WHAT TO DO
Go through the records and copy each line where the word "felújításnak" occurs.

RECORDS SHOWN

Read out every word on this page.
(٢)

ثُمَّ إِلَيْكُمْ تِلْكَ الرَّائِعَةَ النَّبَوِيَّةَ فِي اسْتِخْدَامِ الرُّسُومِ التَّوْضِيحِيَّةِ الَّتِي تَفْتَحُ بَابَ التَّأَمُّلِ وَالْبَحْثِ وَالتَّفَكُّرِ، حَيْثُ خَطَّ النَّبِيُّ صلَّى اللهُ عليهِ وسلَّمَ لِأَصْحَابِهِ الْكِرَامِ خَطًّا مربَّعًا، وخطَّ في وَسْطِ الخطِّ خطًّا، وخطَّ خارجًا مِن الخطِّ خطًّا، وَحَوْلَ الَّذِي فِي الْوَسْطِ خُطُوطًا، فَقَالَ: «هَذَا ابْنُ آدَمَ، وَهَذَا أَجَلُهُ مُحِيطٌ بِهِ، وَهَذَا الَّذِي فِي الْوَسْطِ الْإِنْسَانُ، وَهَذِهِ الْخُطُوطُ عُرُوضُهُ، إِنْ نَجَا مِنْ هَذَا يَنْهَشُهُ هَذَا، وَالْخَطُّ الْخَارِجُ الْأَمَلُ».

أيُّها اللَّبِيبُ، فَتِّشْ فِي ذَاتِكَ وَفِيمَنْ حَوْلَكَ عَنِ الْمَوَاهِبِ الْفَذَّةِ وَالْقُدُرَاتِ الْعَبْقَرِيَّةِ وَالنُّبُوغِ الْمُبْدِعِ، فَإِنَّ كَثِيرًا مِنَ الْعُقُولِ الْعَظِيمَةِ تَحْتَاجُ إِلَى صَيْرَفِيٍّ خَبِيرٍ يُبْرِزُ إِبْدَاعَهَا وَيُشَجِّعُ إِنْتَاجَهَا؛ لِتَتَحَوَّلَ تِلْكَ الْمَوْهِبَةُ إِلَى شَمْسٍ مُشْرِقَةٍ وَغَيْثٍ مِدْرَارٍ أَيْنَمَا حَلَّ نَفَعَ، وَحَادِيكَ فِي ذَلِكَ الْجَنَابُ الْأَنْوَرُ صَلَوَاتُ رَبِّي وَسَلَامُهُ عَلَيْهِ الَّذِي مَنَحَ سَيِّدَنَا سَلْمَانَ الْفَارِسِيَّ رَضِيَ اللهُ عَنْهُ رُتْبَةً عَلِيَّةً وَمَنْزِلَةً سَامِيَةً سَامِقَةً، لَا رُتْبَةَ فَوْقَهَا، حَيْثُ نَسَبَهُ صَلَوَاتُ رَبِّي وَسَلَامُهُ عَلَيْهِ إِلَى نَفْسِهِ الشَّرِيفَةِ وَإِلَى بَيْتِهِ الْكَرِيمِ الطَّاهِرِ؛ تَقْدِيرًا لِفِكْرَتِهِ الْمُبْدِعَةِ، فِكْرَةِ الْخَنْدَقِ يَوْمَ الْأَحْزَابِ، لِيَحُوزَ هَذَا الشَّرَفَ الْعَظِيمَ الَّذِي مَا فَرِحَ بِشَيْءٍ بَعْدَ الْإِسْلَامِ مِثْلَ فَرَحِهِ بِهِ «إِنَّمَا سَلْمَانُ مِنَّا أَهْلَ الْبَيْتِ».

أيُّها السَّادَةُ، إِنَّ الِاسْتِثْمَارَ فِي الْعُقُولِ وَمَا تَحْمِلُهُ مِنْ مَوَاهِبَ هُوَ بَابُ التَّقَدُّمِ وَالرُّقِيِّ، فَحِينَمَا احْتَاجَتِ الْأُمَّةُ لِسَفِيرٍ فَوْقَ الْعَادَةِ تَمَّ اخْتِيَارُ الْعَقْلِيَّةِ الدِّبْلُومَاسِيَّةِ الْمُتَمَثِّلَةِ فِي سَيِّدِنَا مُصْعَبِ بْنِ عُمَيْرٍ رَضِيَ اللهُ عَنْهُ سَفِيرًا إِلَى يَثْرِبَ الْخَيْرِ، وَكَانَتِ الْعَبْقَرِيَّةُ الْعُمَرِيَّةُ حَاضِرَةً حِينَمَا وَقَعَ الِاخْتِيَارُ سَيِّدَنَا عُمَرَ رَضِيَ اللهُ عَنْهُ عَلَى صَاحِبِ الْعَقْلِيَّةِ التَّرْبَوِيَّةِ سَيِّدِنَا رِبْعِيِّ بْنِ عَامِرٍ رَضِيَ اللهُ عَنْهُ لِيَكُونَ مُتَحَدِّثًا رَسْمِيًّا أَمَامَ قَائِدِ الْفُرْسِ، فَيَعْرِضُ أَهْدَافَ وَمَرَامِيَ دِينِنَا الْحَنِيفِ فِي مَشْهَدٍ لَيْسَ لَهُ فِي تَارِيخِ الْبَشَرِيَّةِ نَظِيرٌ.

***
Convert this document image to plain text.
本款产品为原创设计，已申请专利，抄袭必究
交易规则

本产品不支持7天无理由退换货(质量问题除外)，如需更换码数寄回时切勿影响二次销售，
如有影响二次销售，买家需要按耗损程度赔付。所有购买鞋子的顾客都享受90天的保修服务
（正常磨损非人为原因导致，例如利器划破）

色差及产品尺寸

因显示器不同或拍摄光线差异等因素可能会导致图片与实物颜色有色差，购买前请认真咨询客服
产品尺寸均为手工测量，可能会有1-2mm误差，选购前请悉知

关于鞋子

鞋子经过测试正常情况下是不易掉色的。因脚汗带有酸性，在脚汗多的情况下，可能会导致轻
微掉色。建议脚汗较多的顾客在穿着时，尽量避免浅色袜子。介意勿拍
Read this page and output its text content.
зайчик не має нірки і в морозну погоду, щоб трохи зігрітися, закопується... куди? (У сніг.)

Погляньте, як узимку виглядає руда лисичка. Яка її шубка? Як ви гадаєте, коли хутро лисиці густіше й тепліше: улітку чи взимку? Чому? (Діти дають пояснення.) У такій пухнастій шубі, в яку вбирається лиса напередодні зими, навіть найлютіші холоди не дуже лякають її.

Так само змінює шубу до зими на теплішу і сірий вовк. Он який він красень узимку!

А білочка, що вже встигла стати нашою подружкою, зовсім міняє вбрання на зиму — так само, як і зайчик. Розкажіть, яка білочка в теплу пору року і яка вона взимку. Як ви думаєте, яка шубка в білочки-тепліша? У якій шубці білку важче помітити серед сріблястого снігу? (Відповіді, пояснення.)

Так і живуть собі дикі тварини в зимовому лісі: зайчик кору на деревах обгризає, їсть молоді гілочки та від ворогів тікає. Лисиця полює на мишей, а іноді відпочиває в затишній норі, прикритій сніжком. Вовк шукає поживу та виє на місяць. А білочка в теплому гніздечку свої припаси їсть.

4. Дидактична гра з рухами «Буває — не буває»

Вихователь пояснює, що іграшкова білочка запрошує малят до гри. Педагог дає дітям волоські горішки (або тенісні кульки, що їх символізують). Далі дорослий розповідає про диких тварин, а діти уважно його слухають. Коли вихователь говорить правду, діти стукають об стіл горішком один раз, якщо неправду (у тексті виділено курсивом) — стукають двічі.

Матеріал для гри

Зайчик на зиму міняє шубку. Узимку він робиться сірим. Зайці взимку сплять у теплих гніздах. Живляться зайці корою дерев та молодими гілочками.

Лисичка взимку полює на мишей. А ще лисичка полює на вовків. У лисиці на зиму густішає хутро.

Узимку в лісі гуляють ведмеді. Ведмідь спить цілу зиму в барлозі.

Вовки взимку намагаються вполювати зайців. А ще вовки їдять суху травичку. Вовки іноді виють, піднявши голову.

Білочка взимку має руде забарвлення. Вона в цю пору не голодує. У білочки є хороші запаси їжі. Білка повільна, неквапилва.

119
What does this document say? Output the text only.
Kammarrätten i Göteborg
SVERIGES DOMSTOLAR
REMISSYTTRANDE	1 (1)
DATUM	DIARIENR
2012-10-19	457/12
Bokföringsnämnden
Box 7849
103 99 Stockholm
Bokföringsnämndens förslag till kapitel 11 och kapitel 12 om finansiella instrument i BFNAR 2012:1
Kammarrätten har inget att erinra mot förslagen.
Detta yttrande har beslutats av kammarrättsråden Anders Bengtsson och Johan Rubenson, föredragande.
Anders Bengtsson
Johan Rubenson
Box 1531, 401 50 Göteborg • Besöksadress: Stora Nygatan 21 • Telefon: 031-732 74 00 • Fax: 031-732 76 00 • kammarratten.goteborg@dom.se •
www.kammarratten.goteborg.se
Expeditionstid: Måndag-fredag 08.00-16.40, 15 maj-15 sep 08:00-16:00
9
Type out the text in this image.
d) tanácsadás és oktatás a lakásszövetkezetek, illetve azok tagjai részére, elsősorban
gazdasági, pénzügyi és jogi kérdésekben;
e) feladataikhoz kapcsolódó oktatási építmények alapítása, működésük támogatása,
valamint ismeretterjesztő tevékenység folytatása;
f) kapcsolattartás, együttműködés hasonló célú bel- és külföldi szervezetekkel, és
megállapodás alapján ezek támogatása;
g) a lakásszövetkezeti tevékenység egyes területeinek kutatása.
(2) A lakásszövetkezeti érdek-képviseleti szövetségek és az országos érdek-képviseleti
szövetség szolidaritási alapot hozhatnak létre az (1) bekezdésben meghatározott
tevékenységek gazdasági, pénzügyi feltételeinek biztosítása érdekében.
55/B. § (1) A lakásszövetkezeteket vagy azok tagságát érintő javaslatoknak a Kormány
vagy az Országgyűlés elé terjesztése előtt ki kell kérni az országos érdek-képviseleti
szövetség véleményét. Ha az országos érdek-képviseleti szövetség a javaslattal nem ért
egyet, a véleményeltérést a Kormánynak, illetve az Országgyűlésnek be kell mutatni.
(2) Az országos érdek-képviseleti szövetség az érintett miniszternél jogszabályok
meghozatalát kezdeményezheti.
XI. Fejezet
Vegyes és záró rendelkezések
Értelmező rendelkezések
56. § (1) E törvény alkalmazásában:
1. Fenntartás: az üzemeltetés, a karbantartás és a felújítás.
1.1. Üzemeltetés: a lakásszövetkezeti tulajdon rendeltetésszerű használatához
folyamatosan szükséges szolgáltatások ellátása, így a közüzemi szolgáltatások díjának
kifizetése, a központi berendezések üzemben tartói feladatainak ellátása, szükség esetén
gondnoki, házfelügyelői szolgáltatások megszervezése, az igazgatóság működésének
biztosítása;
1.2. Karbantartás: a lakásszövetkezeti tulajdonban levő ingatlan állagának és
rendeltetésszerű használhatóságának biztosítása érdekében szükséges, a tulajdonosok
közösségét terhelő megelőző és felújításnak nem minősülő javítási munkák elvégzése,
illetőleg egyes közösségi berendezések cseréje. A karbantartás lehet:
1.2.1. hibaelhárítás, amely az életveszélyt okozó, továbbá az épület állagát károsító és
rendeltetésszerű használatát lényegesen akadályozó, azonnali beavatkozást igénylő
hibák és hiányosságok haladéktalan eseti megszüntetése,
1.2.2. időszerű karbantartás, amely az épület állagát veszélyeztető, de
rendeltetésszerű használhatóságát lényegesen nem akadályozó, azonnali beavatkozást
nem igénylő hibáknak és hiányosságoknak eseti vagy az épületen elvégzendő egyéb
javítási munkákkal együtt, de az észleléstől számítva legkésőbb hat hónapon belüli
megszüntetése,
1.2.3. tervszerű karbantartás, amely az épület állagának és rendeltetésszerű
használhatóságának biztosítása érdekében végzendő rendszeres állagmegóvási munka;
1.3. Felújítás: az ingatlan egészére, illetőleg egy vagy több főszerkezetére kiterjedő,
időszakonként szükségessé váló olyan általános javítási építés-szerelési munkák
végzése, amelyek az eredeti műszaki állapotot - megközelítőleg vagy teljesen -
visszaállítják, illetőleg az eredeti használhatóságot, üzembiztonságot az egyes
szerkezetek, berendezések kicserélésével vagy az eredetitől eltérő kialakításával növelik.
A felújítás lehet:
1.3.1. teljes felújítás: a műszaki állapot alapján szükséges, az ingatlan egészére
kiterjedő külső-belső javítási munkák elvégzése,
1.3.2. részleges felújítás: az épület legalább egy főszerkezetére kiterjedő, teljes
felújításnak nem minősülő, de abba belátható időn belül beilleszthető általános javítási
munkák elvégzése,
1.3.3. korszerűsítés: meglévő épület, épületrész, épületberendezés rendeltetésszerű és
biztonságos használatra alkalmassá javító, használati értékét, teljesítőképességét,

SOLUTION TO THE EXERCISE
közösségét terhelő megelőző és felújításnak nem minősülő javítási munkák elvégzése,
felújításnak nem minősülő, de abba belátható időn belül beilleszthető általános javítási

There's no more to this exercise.